══ Entries provided ══
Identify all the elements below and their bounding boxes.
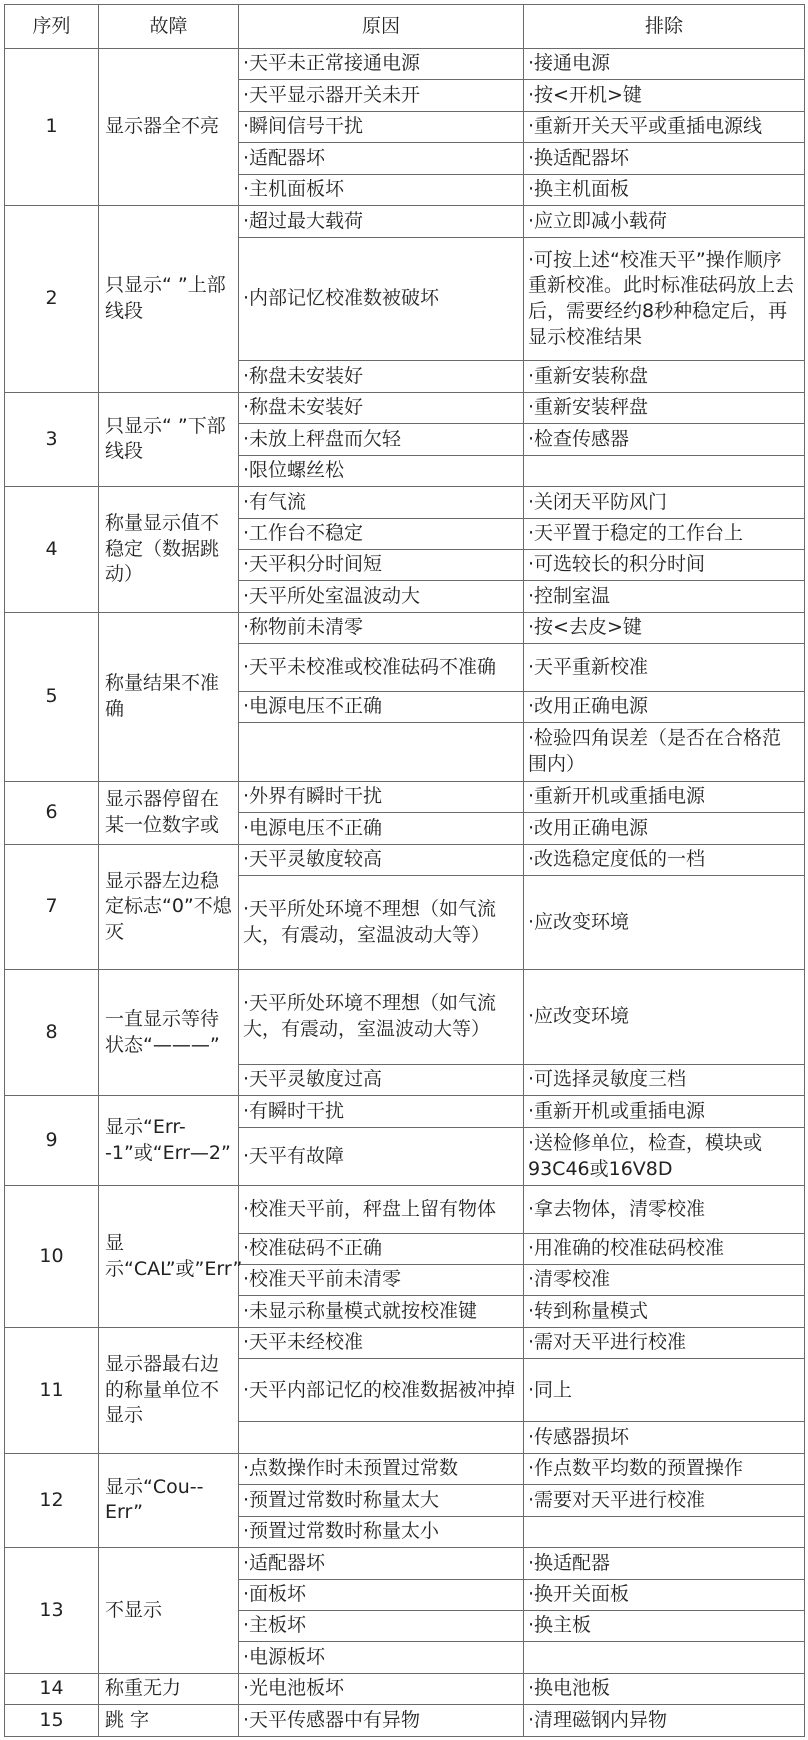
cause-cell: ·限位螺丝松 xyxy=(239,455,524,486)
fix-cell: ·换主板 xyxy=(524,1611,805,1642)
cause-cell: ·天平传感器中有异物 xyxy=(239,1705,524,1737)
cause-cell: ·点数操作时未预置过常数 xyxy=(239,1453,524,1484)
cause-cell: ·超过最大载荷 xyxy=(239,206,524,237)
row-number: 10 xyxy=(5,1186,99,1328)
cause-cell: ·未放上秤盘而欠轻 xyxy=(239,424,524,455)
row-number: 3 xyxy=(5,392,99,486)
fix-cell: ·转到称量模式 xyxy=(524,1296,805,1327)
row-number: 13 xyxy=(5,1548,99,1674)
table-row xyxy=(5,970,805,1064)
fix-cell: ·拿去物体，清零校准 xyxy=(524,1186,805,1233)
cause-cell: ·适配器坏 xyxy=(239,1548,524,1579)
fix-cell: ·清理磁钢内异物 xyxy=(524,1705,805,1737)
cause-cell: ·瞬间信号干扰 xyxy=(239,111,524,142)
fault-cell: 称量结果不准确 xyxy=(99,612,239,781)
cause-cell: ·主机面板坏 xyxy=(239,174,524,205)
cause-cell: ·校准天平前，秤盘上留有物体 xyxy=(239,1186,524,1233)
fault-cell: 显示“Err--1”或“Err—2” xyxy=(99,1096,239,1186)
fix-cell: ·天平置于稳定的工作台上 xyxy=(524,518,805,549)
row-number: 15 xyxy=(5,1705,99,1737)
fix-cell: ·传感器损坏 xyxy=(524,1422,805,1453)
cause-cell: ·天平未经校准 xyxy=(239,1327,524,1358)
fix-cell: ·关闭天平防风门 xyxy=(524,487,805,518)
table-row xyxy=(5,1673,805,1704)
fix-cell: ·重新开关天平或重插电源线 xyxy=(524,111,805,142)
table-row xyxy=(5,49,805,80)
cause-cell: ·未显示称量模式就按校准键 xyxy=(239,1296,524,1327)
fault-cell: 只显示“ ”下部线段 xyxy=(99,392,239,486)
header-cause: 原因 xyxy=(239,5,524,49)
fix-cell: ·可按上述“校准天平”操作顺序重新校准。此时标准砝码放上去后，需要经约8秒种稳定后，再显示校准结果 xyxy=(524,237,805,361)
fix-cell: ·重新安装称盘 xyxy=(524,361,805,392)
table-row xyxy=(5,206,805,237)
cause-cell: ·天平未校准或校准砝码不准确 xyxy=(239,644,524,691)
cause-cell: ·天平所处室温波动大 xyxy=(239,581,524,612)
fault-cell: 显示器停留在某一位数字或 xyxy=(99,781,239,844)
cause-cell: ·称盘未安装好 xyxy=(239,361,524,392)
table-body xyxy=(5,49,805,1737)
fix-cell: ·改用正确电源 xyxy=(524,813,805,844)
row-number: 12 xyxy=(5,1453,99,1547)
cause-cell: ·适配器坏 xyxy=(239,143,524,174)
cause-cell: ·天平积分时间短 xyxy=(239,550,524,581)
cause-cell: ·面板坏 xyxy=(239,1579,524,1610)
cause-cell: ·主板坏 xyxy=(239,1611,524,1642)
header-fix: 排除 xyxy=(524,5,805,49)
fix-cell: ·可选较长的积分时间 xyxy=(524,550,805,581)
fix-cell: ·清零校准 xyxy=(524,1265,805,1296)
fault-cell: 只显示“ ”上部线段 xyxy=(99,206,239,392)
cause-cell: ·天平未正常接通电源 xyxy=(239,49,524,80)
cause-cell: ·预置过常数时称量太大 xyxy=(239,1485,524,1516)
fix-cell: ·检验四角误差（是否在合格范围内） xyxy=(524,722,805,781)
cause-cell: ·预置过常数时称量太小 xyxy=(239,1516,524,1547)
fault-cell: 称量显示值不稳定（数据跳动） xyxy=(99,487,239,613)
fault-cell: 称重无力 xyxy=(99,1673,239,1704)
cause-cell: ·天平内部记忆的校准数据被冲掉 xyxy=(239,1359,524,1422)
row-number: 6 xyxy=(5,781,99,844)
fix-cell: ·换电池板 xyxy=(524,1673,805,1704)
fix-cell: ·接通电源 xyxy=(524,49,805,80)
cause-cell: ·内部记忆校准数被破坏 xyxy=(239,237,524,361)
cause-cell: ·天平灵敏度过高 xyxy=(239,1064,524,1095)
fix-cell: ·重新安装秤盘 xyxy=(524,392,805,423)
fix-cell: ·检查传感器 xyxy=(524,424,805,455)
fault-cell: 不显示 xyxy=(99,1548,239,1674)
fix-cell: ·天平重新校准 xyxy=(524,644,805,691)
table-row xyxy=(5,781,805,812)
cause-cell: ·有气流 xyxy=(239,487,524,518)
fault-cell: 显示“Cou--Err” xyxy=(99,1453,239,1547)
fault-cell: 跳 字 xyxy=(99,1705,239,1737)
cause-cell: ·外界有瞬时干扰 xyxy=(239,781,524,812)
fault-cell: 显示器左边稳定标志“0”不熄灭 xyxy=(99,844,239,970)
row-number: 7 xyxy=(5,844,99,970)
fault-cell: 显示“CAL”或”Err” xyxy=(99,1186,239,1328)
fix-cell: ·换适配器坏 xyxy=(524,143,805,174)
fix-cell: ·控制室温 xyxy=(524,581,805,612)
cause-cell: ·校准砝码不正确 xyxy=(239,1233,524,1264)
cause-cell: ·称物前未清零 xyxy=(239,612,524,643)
═══
- **Exercise objective**
Copy every line of the rows above word for word, leaving out the picture.

- **Reply**
Identify all the elements below and their bounding boxes.
cause-cell: ·限位螺丝松 xyxy=(239,455,524,486)
fix-cell: ·换主板 xyxy=(524,1611,805,1642)
cause-cell: ·天平传感器中有异物 xyxy=(239,1705,524,1737)
cause-cell: ·点数操作时未预置过常数 xyxy=(239,1453,524,1484)
cause-cell: ·超过最大载荷 xyxy=(239,206,524,237)
row-number: 10 xyxy=(5,1186,99,1328)
cause-cell: ·未放上秤盘而欠轻 xyxy=(239,424,524,455)
row-number: 3 xyxy=(5,392,99,486)
fix-cell: ·转到称量模式 xyxy=(524,1296,805,1327)
row-number: 13 xyxy=(5,1548,99,1674)
table-row xyxy=(5,970,805,1064)
fix-cell: ·拿去物体，清零校准 xyxy=(524,1186,805,1233)
cause-cell: ·适配器坏 xyxy=(239,1548,524,1579)
fix-cell: ·清理磁钢内异物 xyxy=(524,1705,805,1737)
cause-cell: ·瞬间信号干扰 xyxy=(239,111,524,142)
fault-cell: 称量结果不准确 xyxy=(99,612,239,781)
cause-cell: ·主机面板坏 xyxy=(239,174,524,205)
cause-cell: ·校准天平前，秤盘上留有物体 xyxy=(239,1186,524,1233)
fault-cell: 显示“Err--1”或“Err—2” xyxy=(99,1096,239,1186)
fix-cell: ·天平置于稳定的工作台上 xyxy=(524,518,805,549)
row-number: 15 xyxy=(5,1705,99,1737)
fix-cell: ·传感器损坏 xyxy=(524,1422,805,1453)
cause-cell: ·天平未经校准 xyxy=(239,1327,524,1358)
fix-cell: ·关闭天平防风门 xyxy=(524,487,805,518)
table-row xyxy=(5,1673,805,1704)
fix-cell: ·重新开关天平或重插电源线 xyxy=(524,111,805,142)
table-row xyxy=(5,49,805,80)
cause-cell: ·未显示称量模式就按校准键 xyxy=(239,1296,524,1327)
fault-cell: 只显示“ ”下部线段 xyxy=(99,392,239,486)
header-cause: 原因 xyxy=(239,5,524,49)
fix-cell: ·可按上述“校准天平”操作顺序重新校准。此时标准砝码放上去后，需要经约8秒种稳定后，再显示校准结果 xyxy=(524,237,805,361)
fix-cell: ·重新安装称盘 xyxy=(524,361,805,392)
table-row xyxy=(5,206,805,237)
cause-cell: ·天平未校准或校准砝码不准确 xyxy=(239,644,524,691)
cause-cell: ·天平所处室温波动大 xyxy=(239,581,524,612)
fault-cell: 显示器停留在某一位数字或 xyxy=(99,781,239,844)
cause-cell: ·称盘未安装好 xyxy=(239,361,524,392)
table-body xyxy=(5,49,805,1737)
fix-cell: ·改用正确电源 xyxy=(524,813,805,844)
row-number: 12 xyxy=(5,1453,99,1547)
cause-cell: ·适配器坏 xyxy=(239,143,524,174)
cause-cell: ·天平积分时间短 xyxy=(239,550,524,581)
cause-cell: ·面板坏 xyxy=(239,1579,524,1610)
cause-cell: ·主板坏 xyxy=(239,1611,524,1642)
header-fix: 排除 xyxy=(524,5,805,49)
fix-cell: ·可选较长的积分时间 xyxy=(524,550,805,581)
fix-cell: ·清零校准 xyxy=(524,1265,805,1296)
fault-cell: 只显示“ ”上部线段 xyxy=(99,206,239,392)
cause-cell: ·天平未正常接通电源 xyxy=(239,49,524,80)
cause-cell: ·预置过常数时称量太大 xyxy=(239,1485,524,1516)
fix-cell: ·检验四角误差（是否在合格范围内） xyxy=(524,722,805,781)
cause-cell: ·预置过常数时称量太小 xyxy=(239,1516,524,1547)
fault-cell: 称量显示值不稳定（数据跳动） xyxy=(99,487,239,613)
fault-cell: 称重无力 xyxy=(99,1673,239,1704)
cause-cell: ·天平内部记忆的校准数据被冲掉 xyxy=(239,1359,524,1422)
row-number: 6 xyxy=(5,781,99,844)
fix-cell: ·换电池板 xyxy=(524,1673,805,1704)
fix-cell: ·接通电源 xyxy=(524,49,805,80)
cause-cell: ·内部记忆校准数被破坏 xyxy=(239,237,524,361)
cause-cell: ·天平灵敏度过高 xyxy=(239,1064,524,1095)
fix-cell: ·重新安装秤盘 xyxy=(524,392,805,423)
fix-cell: ·检查传感器 xyxy=(524,424,805,455)
fault-cell: 不显示 xyxy=(99,1548,239,1674)
fix-cell: ·天平重新校准 xyxy=(524,644,805,691)
table-row xyxy=(5,781,805,812)
cause-cell: ·有气流 xyxy=(239,487,524,518)
fault-cell: 显示“Cou--Err” xyxy=(99,1453,239,1547)
fault-cell: 跳 字 xyxy=(99,1705,239,1737)
cause-cell: ·外界有瞬时干扰 xyxy=(239,781,524,812)
fault-cell: 显示器左边稳定标志“0”不熄灭 xyxy=(99,844,239,970)
row-number: 7 xyxy=(5,844,99,970)
fault-cell: 显示“CAL”或”Err” xyxy=(99,1186,239,1328)
fix-cell: ·换适配器坏 xyxy=(524,143,805,174)
fix-cell: ·控制室温 xyxy=(524,581,805,612)
cause-cell: ·校准砝码不正确 xyxy=(239,1233,524,1264)
cause-cell: ·称物前未清零 xyxy=(239,612,524,643)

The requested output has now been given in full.